**Written exercise:** Give the data again exactly as written, skipping any pictures.

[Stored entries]
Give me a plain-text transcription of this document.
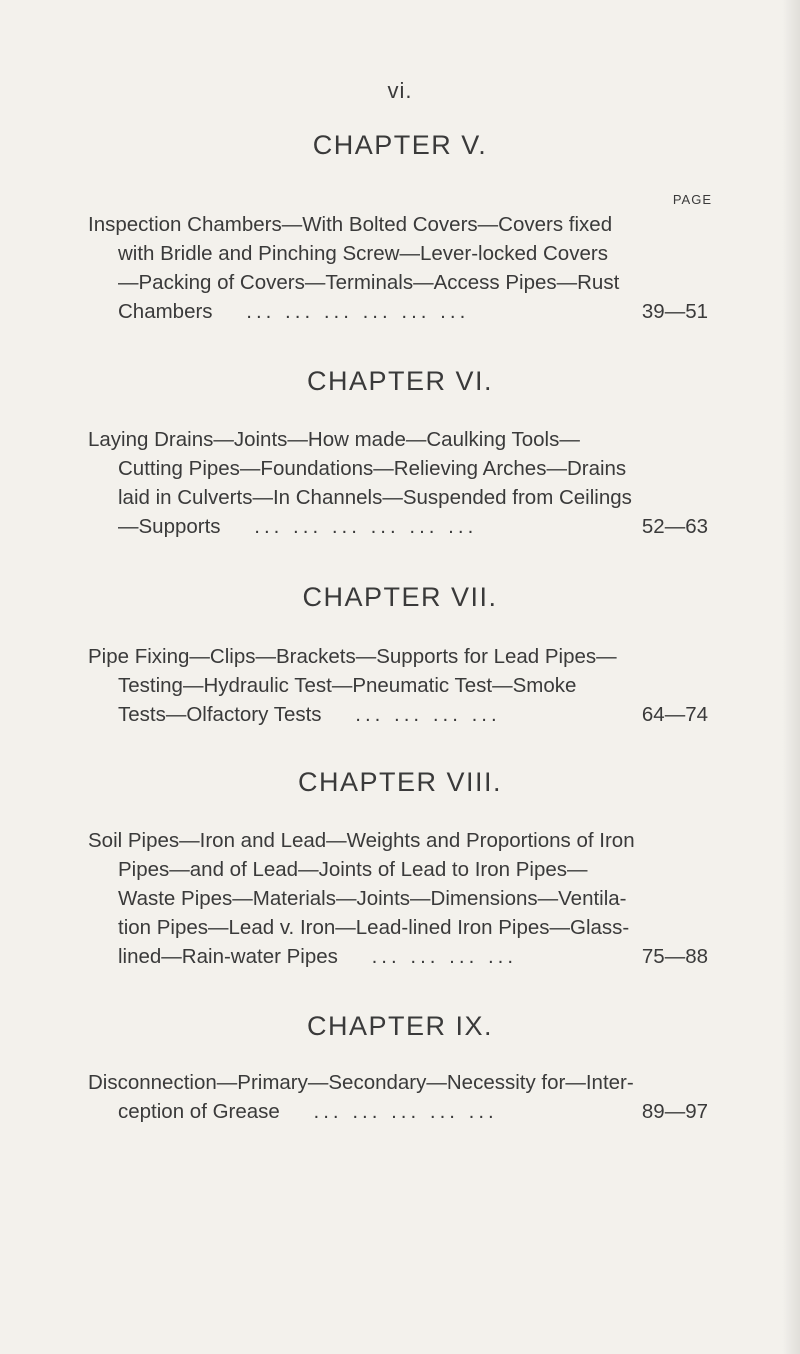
vi.
CHAPTER V.
PAGE
Inspection Chambers—With Bolted Covers—Covers fixed
with Bridle and Pinching Screw—Lever-locked Covers
—Packing of Covers—Terminals—Access Pipes—Rust
Chambers ... ... ... ... ... ...	39—51
CHAPTER VI.
Laying Drains—Joints—How made—Caulking Tools—
Cutting Pipes—Foundations—Relieving Arches—Drains
laid in Culverts—In Channels—Suspended from Ceilings
—Supports ... ... ... ... ... ...	52—63
CHAPTER VII.
Pipe Fixing—Clips—Brackets—Supports for Lead Pipes—
Testing—Hydraulic Test—Pneumatic Test—Smoke
Tests—Olfactory Tests ... ... ... ...	64—74
CHAPTER VIII.
Soil Pipes—Iron and Lead—Weights and Proportions of Iron
Pipes—and of Lead—Joints of Lead to Iron Pipes—
Waste Pipes—Materials—Joints—Dimensions—Ventila-
tion Pipes—Lead v. Iron—Lead-lined Iron Pipes—Glass-
lined—Rain-water Pipes ... ... ... ...	75—88
CHAPTER IX.
Disconnection—Primary—Secondary—Necessity for—Inter-
ception of Grease ... ... ... ... ...	89—97
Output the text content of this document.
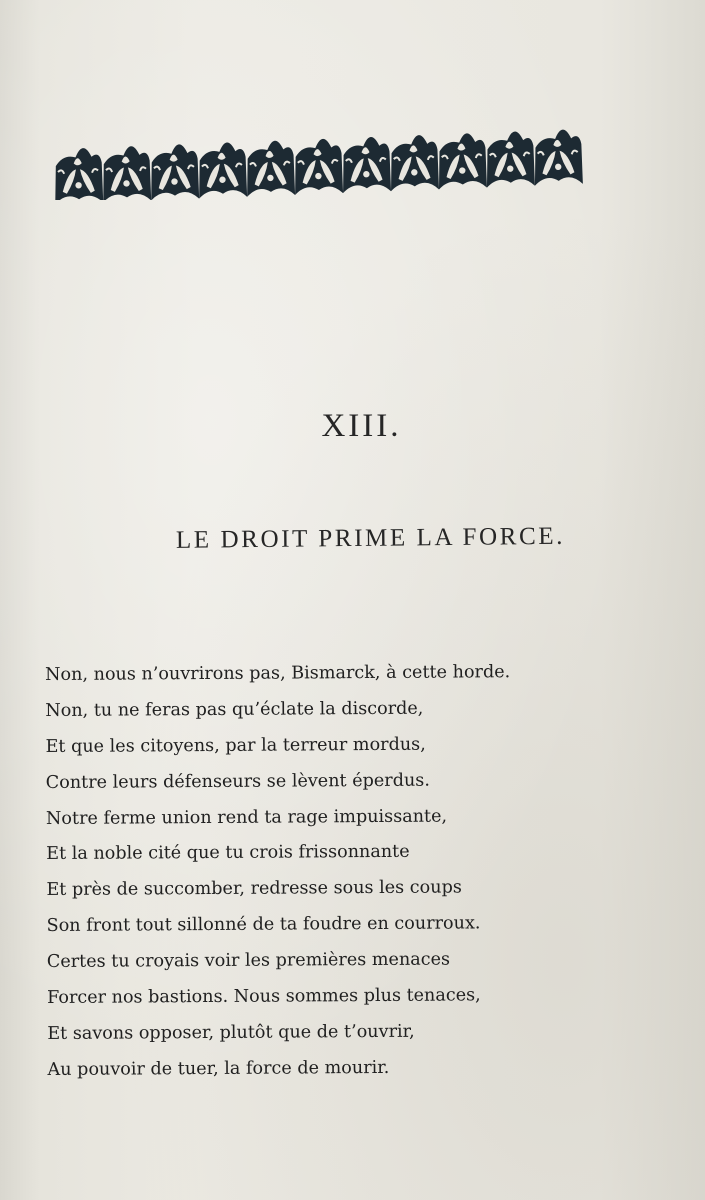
XIII.
LE DROIT PRIME LA FORCE.
Non, nous n’ouvrirons pas, Bismarck, à cette horde.
Non, tu ne feras pas qu’éclate la discorde,
Et que les citoyens, par la terreur mordus,
Contre leurs défenseurs se lèvent éperdus.
Notre ferme union rend ta rage impuissante,
Et la noble cité que tu crois frissonnante
Et près de succomber, redresse sous les coups
Son front tout sillonné de ta foudre en courroux.
Certes tu croyais voir les premières menaces
Forcer nos bastions. Nous sommes plus tenaces,
Et savons opposer, plutôt que de t’ouvrir,
Au pouvoir de tuer, la force de mourir.
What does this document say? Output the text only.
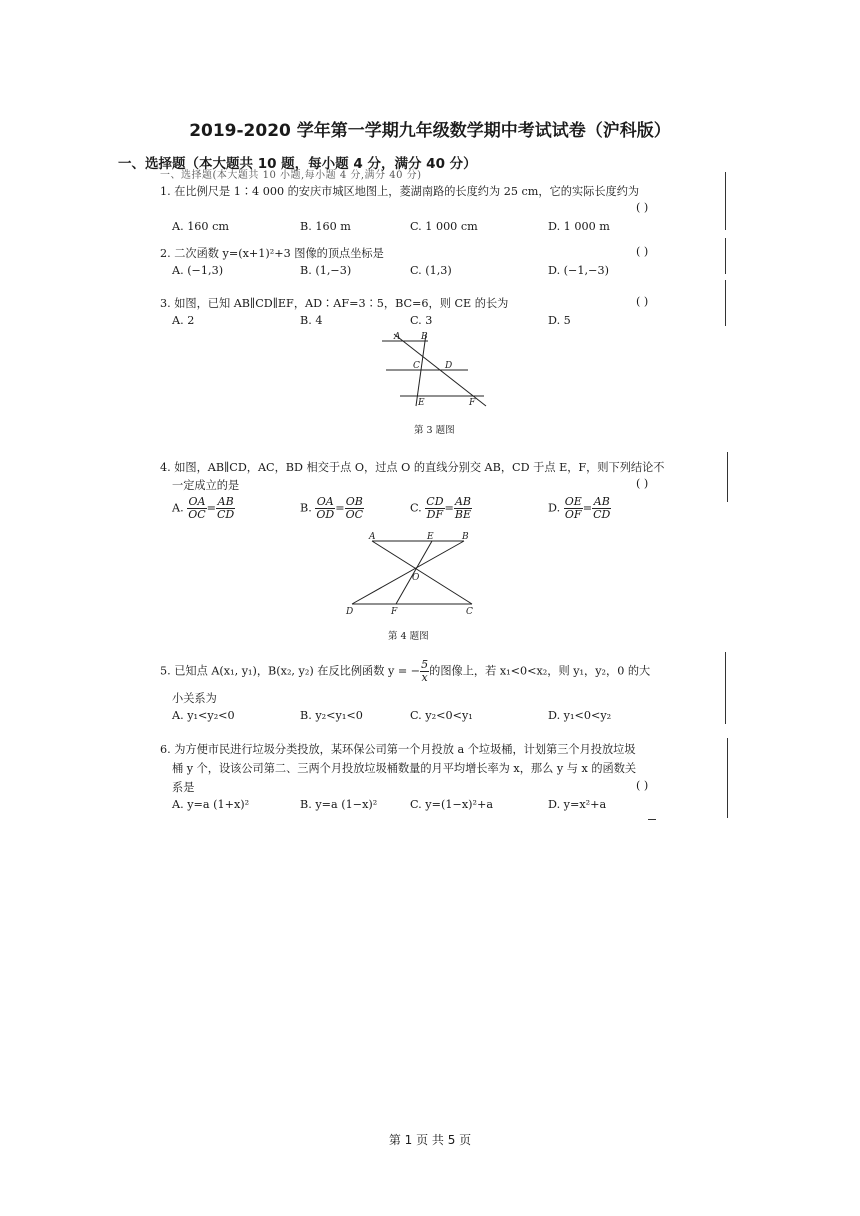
2019-2020 学年第一学期九年级数学期中考试试卷（沪科版）
一、选择题（本大题共 10 题，每小题 4 分，满分 40 分）
一、选择题(本大题共 10 小题,每小题 4 分,满分 40 分)
1. 在比例尺是 1∶4 000 的安庆市城区地图上，菱湖南路的长度约为 25 cm，它的实际长度约为
( )
A. 160 cm	B. 160 m	C. 1 000 cm	D. 1 000 m
2. 二次函数 y=(x+1)²+3 图像的顶点坐标是	( )
A. (−1,3)	B. (1,−3)	C. (1,3)	D. (−1,−3)
3. 如图，已知 AB∥CD∥EF，AD∶AF=3∶5，BC=6，则 CE 的长为	( )
A. 2	B. 4	C. 3	D. 5
A B
C	D
E	F
第 3 题图
4. 如图，AB∥CD，AC，BD 相交于点 O，过点 O 的直线分别交 AB，CD 于点 E，F，则下列结论不
一定成立的是	( )
A. $\frac{OA}{OC} = \frac{AB}{CD}$	B. $\frac{OA}{OD} = \frac{OB}{OC}$	C. $\frac{CD}{DF} = \frac{AB}{BE}$	D. $\frac{OE}{OF} = \frac{AB}{CD}$
A	E	B
O
D	F	C
第 4 题图
5. 已知点 A(x₁, y₁)，B(x₂, y₂) 在反比例函数 y = − $\frac{5}{x}$ 的图像上，若 x₁<0<x₂，则 y₁，y₂，0 的大
小关系为
A. y₁<y₂<0	B. y₂<y₁<0	C. y₂<0<y₁	D. y₁<0<y₂
6. 为方便市民进行垃圾分类投放，某环保公司第一个月投放 a 个垃圾桶，计划第三个月投放垃圾
桶 y 个，设该公司第二、三两个月投放垃圾桶数量的月平均增长率为 x，那么 y 与 x 的函数关
系是	( )
A. y=a (1+x)²	B. y=a (1−x)²	C. y=(1−x)²+a	D. y=x²+a
第 1 页 共 5 页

**The result:**
Give me a plain-text transcription of this document.
vi.
CHAPTER V.
PAGE
Inspection Chambers—With Bolted Covers—Covers fixed
with Bridle and Pinching Screw—Lever-locked Covers
—Packing of Covers—Terminals—Access Pipes—Rust
Chambers ... ... ... ... ... ...	39—51
CHAPTER VI.
Laying Drains—Joints—How made—Caulking Tools—
Cutting Pipes—Foundations—Relieving Arches—Drains
laid in Culverts—In Channels—Suspended from Ceilings
—Supports ... ... ... ... ... ...	52—63
CHAPTER VII.
Pipe Fixing—Clips—Brackets—Supports for Lead Pipes—
Testing—Hydraulic Test—Pneumatic Test—Smoke
Tests—Olfactory Tests ... ... ... ...	64—74
CHAPTER VIII.
Soil Pipes—Iron and Lead—Weights and Proportions of Iron
Pipes—and of Lead—Joints of Lead to Iron Pipes—
Waste Pipes—Materials—Joints—Dimensions—Ventila-
tion Pipes—Lead v. Iron—Lead-lined Iron Pipes—Glass-
lined—Rain-water Pipes ... ... ... ...	75—88
CHAPTER IX.
Disconnection—Primary—Secondary—Necessity for—Inter-
ception of Grease ... ... ... ... ...	89—97
Output the text content of this document.
XIII.
LE DROIT PRIME LA FORCE.
Non, nous n’ouvrirons pas, Bismarck, à cette horde.
Non, tu ne feras pas qu’éclate la discorde,
Et que les citoyens, par la terreur mordus,
Contre leurs défenseurs se lèvent éperdus.
Notre ferme union rend ta rage impuissante,
Et la noble cité que tu crois frissonnante
Et près de succomber, redresse sous les coups
Son front tout sillonné de ta foudre en courroux.
Certes tu croyais voir les premières menaces
Forcer nos bastions. Nous sommes plus tenaces,
Et savons opposer, plutôt que de t’ouvrir,
Au pouvoir de tuer, la force de mourir.
What does this document say? Output the text only.
2019-2020 学年第一学期九年级数学期中考试试卷（沪科版）
一、选择题（本大题共 10 题，每小题 4 分，满分 40 分）
一、选择题(本大题共 10 小题,每小题 4 分,满分 40 分)
1. 在比例尺是 1∶4 000 的安庆市城区地图上，菱湖南路的长度约为 25 cm，它的实际长度约为
( )
A. 160 cm	B. 160 m	C. 1 000 cm	D. 1 000 m
2. 二次函数 y=(x+1)²+3 图像的顶点坐标是	( )
A. (−1,3)	B. (1,−3)	C. (1,3)	D. (−1,−3)
3. 如图，已知 AB∥CD∥EF，AD∶AF=3∶5，BC=6，则 CE 的长为	( )
A. 2	B. 4	C. 3	D. 5
A B
C	D
E	F
第 3 题图
4. 如图，AB∥CD，AC，BD 相交于点 O，过点 O 的直线分别交 AB，CD 于点 E，F，则下列结论不
一定成立的是	( )
A. $\frac{OA}{OC} = \frac{AB}{CD}$	B. $\frac{OA}{OD} = \frac{OB}{OC}$	C. $\frac{CD}{DF} = \frac{AB}{BE}$	D. $\frac{OE}{OF} = \frac{AB}{CD}$
A	E	B
O
D	F	C
第 4 题图
5. 已知点 A(x₁, y₁)，B(x₂, y₂) 在反比例函数 y = − $\frac{5}{x}$ 的图像上，若 x₁<0<x₂，则 y₁，y₂，0 的大
小关系为
A. y₁<y₂<0	B. y₂<y₁<0	C. y₂<0<y₁	D. y₁<0<y₂
6. 为方便市民进行垃圾分类投放，某环保公司第一个月投放 a 个垃圾桶，计划第三个月投放垃圾
桶 y 个，设该公司第二、三两个月投放垃圾桶数量的月平均增长率为 x，那么 y 与 x 的函数关
系是	( )
A. y=a (1+x)²	B. y=a (1−x)²	C. y=(1−x)²+a	D. y=x²+a
第 1 页 共 5 页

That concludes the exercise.